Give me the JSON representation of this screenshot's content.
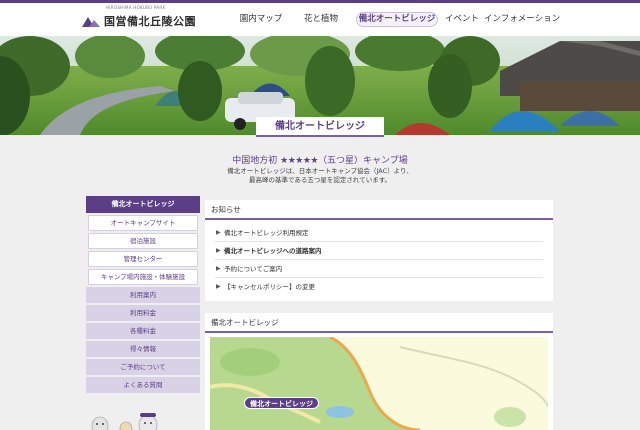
{
  "header": {
    "logo_small": "HIROSHIMA HOKUBU PARK",
    "logo_text": "国営備北丘陵公園",
    "nav": [
      {
        "label": "園内マップ"
      },
      {
        "label": "花と植物"
      },
      {
        "label": "備北オートビレッジ"
      },
      {
        "label": "イベント"
      },
      {
        "label": "インフォメーション"
      }
    ]
  },
  "hero": {
    "label": "備北オートビレッジ"
  },
  "intro": {
    "heading_pre": "中国地方初 ",
    "stars": "★★★★★",
    "heading_post": "（五つ星）キャンプ場",
    "line1": "備北オートビレッジは、日本オートキャンプ協会（JAC）より、",
    "line2": "最高峰の基準である五つ星を認定されています。"
  },
  "sidebar": {
    "heading": "備北オートビレッジ",
    "sub_items": [
      {
        "label": "オートキャンプサイト"
      },
      {
        "label": "宿泊施設"
      },
      {
        "label": "管理センター"
      },
      {
        "label": "キャンプ場内施設・体験施設"
      }
    ],
    "main_items": [
      {
        "label": "利用案内"
      },
      {
        "label": "利用料金"
      },
      {
        "label": "各種料金"
      },
      {
        "label": "得々情報"
      },
      {
        "label": "ご予約について"
      },
      {
        "label": "よくある質問"
      }
    ]
  },
  "news": {
    "title": "お知らせ",
    "items": [
      {
        "label": "備北オートビレッジ利用規定"
      },
      {
        "label": "備北オートビレッジへの道路案内"
      },
      {
        "label": "予約についてご案内"
      },
      {
        "label": "【キャンセルポリシー】の変更"
      }
    ]
  },
  "map": {
    "title": "備北オートビレッジ",
    "badge": "備北オートビレッジ"
  },
  "colors": {
    "brand": "#5b3f86",
    "sidebar_item_bg": "#d9d1e6",
    "page_bg": "#efefef"
  }
}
□ □ □ □ □ □ □
* What is asked:
Restate every record exactly, please; do not copy the pictures.

* Complete response:
Give me the JSON representation of this screenshot's content.
{
  "header": {
    "logo_small": "HIROSHIMA HOKUBU PARK",
    "logo_text": "国営備北丘陵公園",
    "nav": [
      {
        "label": "園内マップ"
      },
      {
        "label": "花と植物"
      },
      {
        "label": "備北オートビレッジ"
      },
      {
        "label": "イベント"
      },
      {
        "label": "インフォメーション"
      }
    ]
  },
  "hero": {
    "label": "備北オートビレッジ"
  },
  "intro": {
    "heading_pre": "中国地方初 ",
    "stars": "★★★★★",
    "heading_post": "（五つ星）キャンプ場",
    "line1": "備北オートビレッジは、日本オートキャンプ協会（JAC）より、",
    "line2": "最高峰の基準である五つ星を認定されています。"
  },
  "sidebar": {
    "heading": "備北オートビレッジ",
    "sub_items": [
      {
        "label": "オートキャンプサイト"
      },
      {
        "label": "宿泊施設"
      },
      {
        "label": "管理センター"
      },
      {
        "label": "キャンプ場内施設・体験施設"
      }
    ],
    "main_items": [
      {
        "label": "利用案内"
      },
      {
        "label": "利用料金"
      },
      {
        "label": "各種料金"
      },
      {
        "label": "得々情報"
      },
      {
        "label": "ご予約について"
      },
      {
        "label": "よくある質問"
      }
    ]
  },
  "news": {
    "title": "お知らせ",
    "items": [
      {
        "label": "備北オートビレッジ利用規定"
      },
      {
        "label": "備北オートビレッジへの道路案内"
      },
      {
        "label": "予約についてご案内"
      },
      {
        "label": "【キャンセルポリシー】の変更"
      }
    ]
  },
  "map": {
    "title": "備北オートビレッジ",
    "badge": "備北オートビレッジ"
  },
  "colors": {
    "brand": "#5b3f86",
    "sidebar_item_bg": "#d9d1e6",
    "page_bg": "#efefef"
  }
}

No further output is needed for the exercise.